** START OF MATERIAL FOR THIS EXERCISE **

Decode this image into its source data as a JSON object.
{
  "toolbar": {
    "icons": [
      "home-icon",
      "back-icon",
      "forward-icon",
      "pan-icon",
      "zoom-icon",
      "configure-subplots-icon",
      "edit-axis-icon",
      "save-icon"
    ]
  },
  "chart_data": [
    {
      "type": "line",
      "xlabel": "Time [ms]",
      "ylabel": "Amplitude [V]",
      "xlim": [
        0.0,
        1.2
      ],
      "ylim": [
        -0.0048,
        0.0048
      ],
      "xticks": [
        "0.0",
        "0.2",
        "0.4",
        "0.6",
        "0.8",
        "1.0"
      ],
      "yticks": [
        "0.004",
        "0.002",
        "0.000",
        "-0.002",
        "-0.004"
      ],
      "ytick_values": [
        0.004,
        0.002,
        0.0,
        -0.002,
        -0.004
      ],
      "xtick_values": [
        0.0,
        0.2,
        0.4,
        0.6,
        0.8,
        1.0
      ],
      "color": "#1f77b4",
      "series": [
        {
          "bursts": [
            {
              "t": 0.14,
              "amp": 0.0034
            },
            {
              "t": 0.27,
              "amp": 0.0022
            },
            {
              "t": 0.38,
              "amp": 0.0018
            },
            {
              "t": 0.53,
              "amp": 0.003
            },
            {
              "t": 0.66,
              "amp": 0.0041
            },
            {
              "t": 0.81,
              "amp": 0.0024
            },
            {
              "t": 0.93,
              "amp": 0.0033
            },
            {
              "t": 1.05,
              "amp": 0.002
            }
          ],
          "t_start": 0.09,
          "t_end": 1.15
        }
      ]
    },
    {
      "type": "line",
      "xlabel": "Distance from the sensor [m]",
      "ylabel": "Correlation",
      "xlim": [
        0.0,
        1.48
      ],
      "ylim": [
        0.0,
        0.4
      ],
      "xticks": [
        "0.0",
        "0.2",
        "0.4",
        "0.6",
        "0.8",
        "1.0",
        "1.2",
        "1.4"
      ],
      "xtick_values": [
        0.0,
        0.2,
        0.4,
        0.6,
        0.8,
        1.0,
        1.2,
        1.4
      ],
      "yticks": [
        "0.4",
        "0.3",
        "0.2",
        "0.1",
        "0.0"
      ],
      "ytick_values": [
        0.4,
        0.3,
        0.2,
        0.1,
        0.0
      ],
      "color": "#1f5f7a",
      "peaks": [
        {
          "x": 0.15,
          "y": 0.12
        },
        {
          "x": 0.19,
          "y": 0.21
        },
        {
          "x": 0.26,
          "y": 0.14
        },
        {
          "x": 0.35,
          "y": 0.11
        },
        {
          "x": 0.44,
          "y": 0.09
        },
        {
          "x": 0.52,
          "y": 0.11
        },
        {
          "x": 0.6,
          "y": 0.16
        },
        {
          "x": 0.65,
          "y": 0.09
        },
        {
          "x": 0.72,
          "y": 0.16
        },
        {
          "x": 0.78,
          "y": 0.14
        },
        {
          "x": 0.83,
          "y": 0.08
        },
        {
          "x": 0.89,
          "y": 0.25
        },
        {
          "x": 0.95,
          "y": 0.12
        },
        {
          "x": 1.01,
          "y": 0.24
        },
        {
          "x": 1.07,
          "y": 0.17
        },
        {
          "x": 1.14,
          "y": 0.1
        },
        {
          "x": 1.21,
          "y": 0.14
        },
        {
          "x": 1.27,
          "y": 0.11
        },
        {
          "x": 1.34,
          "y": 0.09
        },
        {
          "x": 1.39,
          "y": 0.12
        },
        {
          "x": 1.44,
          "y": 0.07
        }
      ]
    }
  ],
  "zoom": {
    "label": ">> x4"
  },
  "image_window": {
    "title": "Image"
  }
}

** END OF MATERIAL FOR THIS EXERCISE **

* _SHORT EXERCISE_
Working from the material above, retype it in its entirety without change.

* _RESULT FOR THIS TASK_
Decode this image into its source data as a JSON object.
{
  "toolbar": {
    "icons": [
      "home-icon",
      "back-icon",
      "forward-icon",
      "pan-icon",
      "zoom-icon",
      "configure-subplots-icon",
      "edit-axis-icon",
      "save-icon"
    ]
  },
  "chart_data": [
    {
      "type": "line",
      "xlabel": "Time [ms]",
      "ylabel": "Amplitude [V]",
      "xlim": [
        0.0,
        1.2
      ],
      "ylim": [
        -0.0048,
        0.0048
      ],
      "xticks": [
        "0.0",
        "0.2",
        "0.4",
        "0.6",
        "0.8",
        "1.0"
      ],
      "yticks": [
        "0.004",
        "0.002",
        "0.000",
        "-0.002",
        "-0.004"
      ],
      "ytick_values": [
        0.004,
        0.002,
        0.0,
        -0.002,
        -0.004
      ],
      "xtick_values": [
        0.0,
        0.2,
        0.4,
        0.6,
        0.8,
        1.0
      ],
      "color": "#1f77b4",
      "series": [
        {
          "bursts": [
            {
              "t": 0.14,
              "amp": 0.0034
            },
            {
              "t": 0.27,
              "amp": 0.0022
            },
            {
              "t": 0.38,
              "amp": 0.0018
            },
            {
              "t": 0.53,
              "amp": 0.003
            },
            {
              "t": 0.66,
              "amp": 0.0041
            },
            {
              "t": 0.81,
              "amp": 0.0024
            },
            {
              "t": 0.93,
              "amp": 0.0033
            },
            {
              "t": 1.05,
              "amp": 0.002
            }
          ],
          "t_start": 0.09,
          "t_end": 1.15
        }
      ]
    },
    {
      "type": "line",
      "xlabel": "Distance from the sensor [m]",
      "ylabel": "Correlation",
      "xlim": [
        0.0,
        1.48
      ],
      "ylim": [
        0.0,
        0.4
      ],
      "xticks": [
        "0.0",
        "0.2",
        "0.4",
        "0.6",
        "0.8",
        "1.0",
        "1.2",
        "1.4"
      ],
      "xtick_values": [
        0.0,
        0.2,
        0.4,
        0.6,
        0.8,
        1.0,
        1.2,
        1.4
      ],
      "yticks": [
        "0.4",
        "0.3",
        "0.2",
        "0.1",
        "0.0"
      ],
      "ytick_values": [
        0.4,
        0.3,
        0.2,
        0.1,
        0.0
      ],
      "color": "#1f5f7a",
      "peaks": [
        {
          "x": 0.15,
          "y": 0.12
        },
        {
          "x": 0.19,
          "y": 0.21
        },
        {
          "x": 0.26,
          "y": 0.14
        },
        {
          "x": 0.35,
          "y": 0.11
        },
        {
          "x": 0.44,
          "y": 0.09
        },
        {
          "x": 0.52,
          "y": 0.11
        },
        {
          "x": 0.6,
          "y": 0.16
        },
        {
          "x": 0.65,
          "y": 0.09
        },
        {
          "x": 0.72,
          "y": 0.16
        },
        {
          "x": 0.78,
          "y": 0.14
        },
        {
          "x": 0.83,
          "y": 0.08
        },
        {
          "x": 0.89,
          "y": 0.25
        },
        {
          "x": 0.95,
          "y": 0.12
        },
        {
          "x": 1.01,
          "y": 0.24
        },
        {
          "x": 1.07,
          "y": 0.17
        },
        {
          "x": 1.14,
          "y": 0.1
        },
        {
          "x": 1.21,
          "y": 0.14
        },
        {
          "x": 1.27,
          "y": 0.11
        },
        {
          "x": 1.34,
          "y": 0.09
        },
        {
          "x": 1.39,
          "y": 0.12
        },
        {
          "x": 1.44,
          "y": 0.07
        }
      ]
    }
  ],
  "zoom": {
    "label": ">> x4"
  },
  "image_window": {
    "title": "Image"
  }
}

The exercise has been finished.